- [Stated task]:
Each entry in the listing below should be restated word for word.

- [Records to process]:

·····

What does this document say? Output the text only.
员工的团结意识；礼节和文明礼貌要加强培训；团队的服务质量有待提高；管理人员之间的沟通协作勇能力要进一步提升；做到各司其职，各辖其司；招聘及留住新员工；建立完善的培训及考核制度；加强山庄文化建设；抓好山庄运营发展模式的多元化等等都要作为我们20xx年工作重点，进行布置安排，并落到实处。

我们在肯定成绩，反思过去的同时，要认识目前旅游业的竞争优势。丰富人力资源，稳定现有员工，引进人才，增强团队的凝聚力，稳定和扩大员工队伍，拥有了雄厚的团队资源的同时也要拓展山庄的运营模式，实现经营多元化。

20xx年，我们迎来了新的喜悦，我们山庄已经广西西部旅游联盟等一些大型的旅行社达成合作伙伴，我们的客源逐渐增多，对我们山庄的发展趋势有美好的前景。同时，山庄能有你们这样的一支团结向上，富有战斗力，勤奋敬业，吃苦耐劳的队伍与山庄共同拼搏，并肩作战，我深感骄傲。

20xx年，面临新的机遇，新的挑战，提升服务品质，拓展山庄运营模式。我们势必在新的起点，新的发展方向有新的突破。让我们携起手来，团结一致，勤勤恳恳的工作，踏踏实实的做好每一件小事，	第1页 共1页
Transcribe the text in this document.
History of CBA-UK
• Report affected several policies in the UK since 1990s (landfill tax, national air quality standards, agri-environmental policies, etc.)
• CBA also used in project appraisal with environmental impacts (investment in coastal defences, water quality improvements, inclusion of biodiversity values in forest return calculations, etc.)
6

·····

- [The result]:
What does this document say? Output the text only.
员工的团结意识；礼节和文明礼貌要加强培训；团队的服务质量有待提高；管理人员之间的沟通协作勇能力要进一步提升；做到各司其职，各辖其司；招聘及留住新员工；建立完善的培训及考核制度；加强山庄文化建设；抓好山庄运营发展模式的多元化等等都要作为我们20xx年工作重点，进行布置安排，并落到实处。

我们在肯定成绩，反思过去的同时，要认识目前旅游业的竞争优势。丰富人力资源，稳定现有员工，引进人才，增强团队的凝聚力，稳定和扩大员工队伍，拥有了雄厚的团队资源的同时也要拓展山庄的运营模式，实现经营多元化。

20xx年，我们迎来了新的喜悦，我们山庄已经广西西部旅游联盟等一些大型的旅行社达成合作伙伴，我们的客源逐渐增多，对我们山庄的发展趋势有美好的前景。同时，山庄能有你们这样的一支团结向上，富有战斗力，勤奋敬业，吃苦耐劳的队伍与山庄共同拼搏，并肩作战，我深感骄傲。

20xx年，面临新的机遇，新的挑战，提升服务品质，拓展山庄运营模式。我们势必在新的起点，新的发展方向有新的突破。让我们携起手来，团结一致，勤勤恳恳的工作，踏踏实实的做好每一件小事，	第1页 共1页
Transcribe the text in this document.
History of CBA-UK
• Report affected several policies in the UK since 1990s (landfill tax, national air quality standards, agri-environmental policies, etc.)
• CBA also used in project appraisal with environmental impacts (investment in coastal defences, water quality improvements, inclusion of biodiversity values in forest return calculations, etc.)
6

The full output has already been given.